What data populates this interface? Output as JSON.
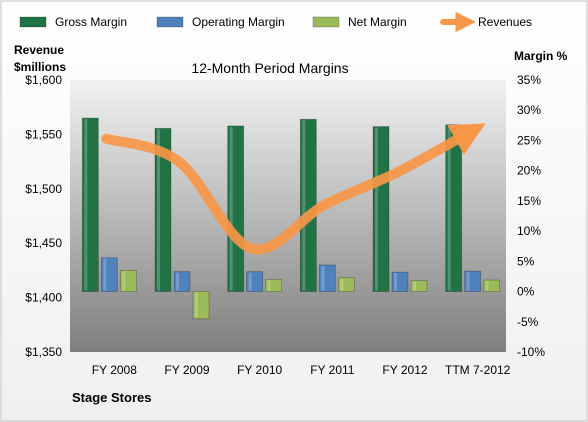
{
  "chart_data": {
    "type": "bar",
    "title": "12-Month Period Margins",
    "company": "Stage Stores",
    "left_axis": {
      "label_line1": "Revenue",
      "label_line2": "$millions",
      "min": 1350,
      "max": 1600,
      "ticks": [
        1350,
        1400,
        1450,
        1500,
        1550,
        1600
      ],
      "tick_labels": [
        "$1,350",
        "$1,400",
        "$1,450",
        "$1,500",
        "$1,550",
        "$1,600"
      ]
    },
    "right_axis": {
      "label": "Margin %",
      "min": -10,
      "max": 35,
      "ticks": [
        -10,
        -5,
        0,
        5,
        10,
        15,
        20,
        25,
        30,
        35
      ],
      "tick_labels": [
        "-10%",
        "-5%",
        "0%",
        "5%",
        "10%",
        "15%",
        "20%",
        "25%",
        "30%",
        "35%"
      ]
    },
    "categories": [
      "FY 2008",
      "FY 2009",
      "FY 2010",
      "FY 2011",
      "FY 2012",
      "TTM 7-2012"
    ],
    "series": [
      {
        "name": "Gross Margin",
        "kind": "bar",
        "axis": "right",
        "color": "#217346",
        "values": [
          28.7,
          27.0,
          27.4,
          28.5,
          27.3,
          27.6
        ]
      },
      {
        "name": "Operating Margin",
        "kind": "bar",
        "axis": "right",
        "color": "#4f81bd",
        "values": [
          5.6,
          3.3,
          3.3,
          4.4,
          3.2,
          3.4
        ]
      },
      {
        "name": "Net Margin",
        "kind": "bar",
        "axis": "right",
        "color": "#9bbb59",
        "values": [
          3.5,
          -4.5,
          2.0,
          2.3,
          1.8,
          1.9
        ]
      },
      {
        "name": "Revenues",
        "kind": "line",
        "axis": "left",
        "color": "#f79646",
        "values": [
          1546,
          1525,
          1445,
          1485,
          1515,
          1552
        ]
      }
    ],
    "legend": "top",
    "grid": false,
    "colors": {
      "plot_top": "#f2f2f2",
      "plot_bottom": "#7f7f7f",
      "frame": "#bfbfbf"
    }
  }
}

• [EXERCISE PROMPT]: Your task is to transcribe all of the records precisely, with no images included.

• [WORKED SOLUTION]:
What data populates this interface? Output as JSON.
{
  "chart_data": {
    "type": "bar",
    "title": "12-Month Period Margins",
    "company": "Stage Stores",
    "left_axis": {
      "label_line1": "Revenue",
      "label_line2": "$millions",
      "min": 1350,
      "max": 1600,
      "ticks": [
        1350,
        1400,
        1450,
        1500,
        1550,
        1600
      ],
      "tick_labels": [
        "$1,350",
        "$1,400",
        "$1,450",
        "$1,500",
        "$1,550",
        "$1,600"
      ]
    },
    "right_axis": {
      "label": "Margin %",
      "min": -10,
      "max": 35,
      "ticks": [
        -10,
        -5,
        0,
        5,
        10,
        15,
        20,
        25,
        30,
        35
      ],
      "tick_labels": [
        "-10%",
        "-5%",
        "0%",
        "5%",
        "10%",
        "15%",
        "20%",
        "25%",
        "30%",
        "35%"
      ]
    },
    "categories": [
      "FY 2008",
      "FY 2009",
      "FY 2010",
      "FY 2011",
      "FY 2012",
      "TTM 7-2012"
    ],
    "series": [
      {
        "name": "Gross Margin",
        "kind": "bar",
        "axis": "right",
        "color": "#217346",
        "values": [
          28.7,
          27.0,
          27.4,
          28.5,
          27.3,
          27.6
        ]
      },
      {
        "name": "Operating Margin",
        "kind": "bar",
        "axis": "right",
        "color": "#4f81bd",
        "values": [
          5.6,
          3.3,
          3.3,
          4.4,
          3.2,
          3.4
        ]
      },
      {
        "name": "Net Margin",
        "kind": "bar",
        "axis": "right",
        "color": "#9bbb59",
        "values": [
          3.5,
          -4.5,
          2.0,
          2.3,
          1.8,
          1.9
        ]
      },
      {
        "name": "Revenues",
        "kind": "line",
        "axis": "left",
        "color": "#f79646",
        "values": [
          1546,
          1525,
          1445,
          1485,
          1515,
          1552
        ]
      }
    ],
    "legend": "top",
    "grid": false,
    "colors": {
      "plot_top": "#f2f2f2",
      "plot_bottom": "#7f7f7f",
      "frame": "#bfbfbf"
    }
  }
}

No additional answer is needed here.